• **Passage shown**

■ ■ ■ ■ ■ ■ ■

Re: Lateral join not finding correlate variable

2020-11-18 Thread godfrey he

Hi Dylan,

Could you provide which Flink version you find out the problem with?
I test the above query on master, and I get the plan, no errors occur.
Here is my test case:

@Test
def testLateralJoin(): Unit = {
  util.addTableSource[(String, String, String, String,
String)]("table1", 'id, 'attr1, 'attr2, 'attr3, 'attr4)
  util.addTableSource[(String, String, String, String,
String)]("table2", 'id, 'attr1, 'attr2, 'attr3, 'attr4)
  val query =
"""
  |SELECT
  |  t1.id,
  |  t1.attr1,
  |  t2.attr2
  |FROM table1 t1
  |LEFT JOIN LATERAL (
  |  SELECT
  |id,
  |attr2
  |  FROM (
  |SELECT
  |  id,
  |  attr2,
  |  ROW_NUMBER() OVER (
  |PARTITION BY id
  |ORDER BY
  |  attr3 DESC,
  |  t1.attr4 = attr4 DESC
  |  ) AS row_num
  |FROM table2)

■ ■ ■ ■ ■ ■ ■

• **Dataset excerpts**
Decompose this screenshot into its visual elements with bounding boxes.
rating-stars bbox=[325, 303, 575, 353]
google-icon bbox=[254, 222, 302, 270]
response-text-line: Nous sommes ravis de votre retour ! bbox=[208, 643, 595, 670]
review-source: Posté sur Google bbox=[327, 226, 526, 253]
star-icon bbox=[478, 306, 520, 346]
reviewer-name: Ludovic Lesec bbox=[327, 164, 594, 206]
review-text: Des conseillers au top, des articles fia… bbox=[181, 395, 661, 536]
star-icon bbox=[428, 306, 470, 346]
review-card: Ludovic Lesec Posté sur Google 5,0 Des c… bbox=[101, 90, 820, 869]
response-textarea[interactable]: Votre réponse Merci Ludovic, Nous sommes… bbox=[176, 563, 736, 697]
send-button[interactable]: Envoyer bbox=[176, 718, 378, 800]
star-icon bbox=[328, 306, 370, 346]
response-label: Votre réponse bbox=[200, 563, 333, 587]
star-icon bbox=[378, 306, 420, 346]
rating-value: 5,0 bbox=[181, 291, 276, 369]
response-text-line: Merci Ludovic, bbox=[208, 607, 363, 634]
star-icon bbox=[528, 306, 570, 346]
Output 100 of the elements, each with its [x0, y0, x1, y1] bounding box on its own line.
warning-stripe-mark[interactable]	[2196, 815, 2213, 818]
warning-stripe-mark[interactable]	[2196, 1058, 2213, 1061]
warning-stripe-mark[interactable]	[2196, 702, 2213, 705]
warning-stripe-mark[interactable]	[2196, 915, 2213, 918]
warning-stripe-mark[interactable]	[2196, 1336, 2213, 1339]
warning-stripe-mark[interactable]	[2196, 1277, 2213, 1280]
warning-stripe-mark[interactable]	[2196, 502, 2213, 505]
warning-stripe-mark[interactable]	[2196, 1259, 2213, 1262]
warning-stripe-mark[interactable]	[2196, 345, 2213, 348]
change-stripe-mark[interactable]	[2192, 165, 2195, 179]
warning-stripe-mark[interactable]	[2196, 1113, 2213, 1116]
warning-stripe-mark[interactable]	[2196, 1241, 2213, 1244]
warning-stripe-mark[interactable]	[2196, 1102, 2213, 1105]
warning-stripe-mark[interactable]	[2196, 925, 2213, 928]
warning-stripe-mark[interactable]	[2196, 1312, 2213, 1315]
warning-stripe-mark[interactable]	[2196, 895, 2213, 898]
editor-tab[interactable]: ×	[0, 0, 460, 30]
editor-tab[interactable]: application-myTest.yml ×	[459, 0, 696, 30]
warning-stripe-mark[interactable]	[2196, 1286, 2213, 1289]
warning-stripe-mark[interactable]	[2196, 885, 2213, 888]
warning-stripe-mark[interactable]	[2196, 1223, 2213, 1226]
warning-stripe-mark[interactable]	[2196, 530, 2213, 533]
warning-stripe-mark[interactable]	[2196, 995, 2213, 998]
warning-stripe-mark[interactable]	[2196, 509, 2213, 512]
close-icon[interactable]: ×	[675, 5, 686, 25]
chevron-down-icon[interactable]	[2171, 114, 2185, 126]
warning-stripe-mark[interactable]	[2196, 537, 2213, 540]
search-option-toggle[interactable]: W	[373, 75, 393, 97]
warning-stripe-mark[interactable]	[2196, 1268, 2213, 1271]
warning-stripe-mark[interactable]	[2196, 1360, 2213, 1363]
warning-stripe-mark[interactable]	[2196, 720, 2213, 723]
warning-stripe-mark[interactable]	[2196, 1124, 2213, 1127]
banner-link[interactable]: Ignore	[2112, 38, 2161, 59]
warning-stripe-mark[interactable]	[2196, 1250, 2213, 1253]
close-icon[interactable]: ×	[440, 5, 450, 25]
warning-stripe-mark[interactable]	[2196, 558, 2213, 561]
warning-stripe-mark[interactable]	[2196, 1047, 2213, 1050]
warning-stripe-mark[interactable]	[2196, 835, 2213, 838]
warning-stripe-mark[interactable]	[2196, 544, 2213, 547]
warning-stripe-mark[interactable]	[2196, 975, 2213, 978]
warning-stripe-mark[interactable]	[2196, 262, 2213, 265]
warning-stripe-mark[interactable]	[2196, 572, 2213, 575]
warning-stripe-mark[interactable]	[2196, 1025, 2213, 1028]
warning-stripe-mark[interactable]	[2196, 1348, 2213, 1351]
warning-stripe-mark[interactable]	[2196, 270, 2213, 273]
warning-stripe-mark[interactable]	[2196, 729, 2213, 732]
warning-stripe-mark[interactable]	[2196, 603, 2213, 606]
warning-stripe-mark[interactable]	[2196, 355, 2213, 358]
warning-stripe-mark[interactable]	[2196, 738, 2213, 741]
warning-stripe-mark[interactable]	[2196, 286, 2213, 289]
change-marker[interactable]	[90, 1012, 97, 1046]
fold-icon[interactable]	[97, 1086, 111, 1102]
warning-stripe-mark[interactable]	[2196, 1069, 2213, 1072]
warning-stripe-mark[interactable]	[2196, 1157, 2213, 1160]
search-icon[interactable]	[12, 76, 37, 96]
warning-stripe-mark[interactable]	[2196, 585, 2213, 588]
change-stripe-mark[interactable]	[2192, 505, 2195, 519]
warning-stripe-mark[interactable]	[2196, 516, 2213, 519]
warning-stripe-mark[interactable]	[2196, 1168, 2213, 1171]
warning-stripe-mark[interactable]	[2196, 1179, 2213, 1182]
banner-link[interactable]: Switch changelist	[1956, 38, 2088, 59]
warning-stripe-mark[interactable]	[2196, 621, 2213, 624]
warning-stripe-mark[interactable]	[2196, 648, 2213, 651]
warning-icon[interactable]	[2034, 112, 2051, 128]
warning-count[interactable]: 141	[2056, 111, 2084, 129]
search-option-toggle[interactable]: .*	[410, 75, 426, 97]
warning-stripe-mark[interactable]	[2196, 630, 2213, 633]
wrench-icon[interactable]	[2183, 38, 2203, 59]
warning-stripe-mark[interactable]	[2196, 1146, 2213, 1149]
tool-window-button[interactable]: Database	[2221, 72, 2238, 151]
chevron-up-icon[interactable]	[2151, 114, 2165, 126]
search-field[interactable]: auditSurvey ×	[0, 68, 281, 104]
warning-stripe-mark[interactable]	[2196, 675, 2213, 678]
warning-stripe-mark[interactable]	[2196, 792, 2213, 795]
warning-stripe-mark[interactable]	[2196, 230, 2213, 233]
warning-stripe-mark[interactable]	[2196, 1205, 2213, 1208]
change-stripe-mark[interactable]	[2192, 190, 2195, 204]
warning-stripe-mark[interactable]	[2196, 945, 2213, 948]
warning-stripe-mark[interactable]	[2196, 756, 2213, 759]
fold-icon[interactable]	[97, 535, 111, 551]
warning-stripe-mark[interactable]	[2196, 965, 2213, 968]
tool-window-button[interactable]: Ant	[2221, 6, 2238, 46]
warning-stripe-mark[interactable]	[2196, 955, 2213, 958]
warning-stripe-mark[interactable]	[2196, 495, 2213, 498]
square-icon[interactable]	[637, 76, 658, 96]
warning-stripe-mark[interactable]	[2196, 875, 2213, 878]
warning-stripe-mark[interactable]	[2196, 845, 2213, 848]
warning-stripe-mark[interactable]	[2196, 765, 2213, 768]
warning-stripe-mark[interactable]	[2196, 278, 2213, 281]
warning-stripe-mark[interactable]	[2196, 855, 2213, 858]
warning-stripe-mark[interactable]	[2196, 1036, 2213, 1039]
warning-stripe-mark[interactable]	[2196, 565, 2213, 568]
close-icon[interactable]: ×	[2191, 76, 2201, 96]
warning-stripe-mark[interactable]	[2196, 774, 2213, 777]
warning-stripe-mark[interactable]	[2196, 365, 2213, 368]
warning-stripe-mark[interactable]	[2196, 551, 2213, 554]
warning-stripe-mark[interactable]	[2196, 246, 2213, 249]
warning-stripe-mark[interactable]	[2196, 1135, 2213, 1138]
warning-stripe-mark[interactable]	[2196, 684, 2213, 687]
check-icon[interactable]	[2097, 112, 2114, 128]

■ ■ ■ ■ ■ ■ ■

• **Problems and tasks**
1/ Copy the rows verbatim, from their first line through the line containing "star-icon bbox=[478, 306, 520, 346]", both included.
2/ Resume the forum thread about the Flink lateral join by continuing its text after the last line shown.
The forum thread and the rows are unrelated material.

• **Written answers**
1/
Decompose this screenshot into its visual elements with bounding boxes.
rating-stars bbox=[325, 303, 575, 353]
google-icon bbox=[254, 222, 302, 270]
response-text-line: Nous sommes ravis de votre retour ! bbox=[208, 643, 595, 670]
review-source: Posté sur Google bbox=[327, 226, 526, 253]
star-icon bbox=[478, 306, 520, 346]

2/
  |WHERE row_num = 1) t2
  |ON t1.id = t2.id
  |""".stripMargin
  util.verifyPlan(query)
}

Best,
Godfrey

Dylan Forciea  于2020年11月18日周三 上午7:44写道：

> This may be due to not understanding  lateral joins in Flink – perhaps you
> can only do so on temporal variables – but I figured I’d ask since the
> error message isn’t intuitive.
>
>
>
> I am trying to do a combination of a lateral join and a top N query. Part
> of my ordering is based upon whether the a value in the left side of the
> query matches up. I’m trying to do this in the general form of:
>
>
>
> SELECT
>
>   t1.id,
>
>   t1.attr1,
>
>   t2.attr2
>
> FROM table1 t1
>
> LEFT JOIN LATERAL (
>
>   SELECT
>
> id,
>
> attr2
>
>   FROM (
>
> SELECT
>
>   id,
>
>   attr2,
>
>   ROW_NUMBER() OVER (
>
> PARTITION BY id
> ORDER BY
>
>   attr3 DESC,
>
>   t1.attr4 = attr4 DESC
>
>   ) AS row_num
>
> FROM table2
>
> WHERE row_num = 1) t2
>
> ON (t1.id = t2.id)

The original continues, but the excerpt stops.